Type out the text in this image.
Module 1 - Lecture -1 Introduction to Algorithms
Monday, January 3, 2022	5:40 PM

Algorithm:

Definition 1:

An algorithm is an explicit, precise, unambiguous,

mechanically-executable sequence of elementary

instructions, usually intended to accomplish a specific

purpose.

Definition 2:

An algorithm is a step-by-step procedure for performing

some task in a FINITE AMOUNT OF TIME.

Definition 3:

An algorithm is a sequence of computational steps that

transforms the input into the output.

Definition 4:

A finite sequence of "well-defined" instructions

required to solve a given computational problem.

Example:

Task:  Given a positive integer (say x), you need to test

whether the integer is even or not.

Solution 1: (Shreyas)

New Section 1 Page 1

__________________________________________________

**TASK DIRECTIONS**
Gather each line holding the string "instructions".

**THE RESULT**
instructions, usually intended to accomplish a specific
A finite sequence of "well-defined" instructions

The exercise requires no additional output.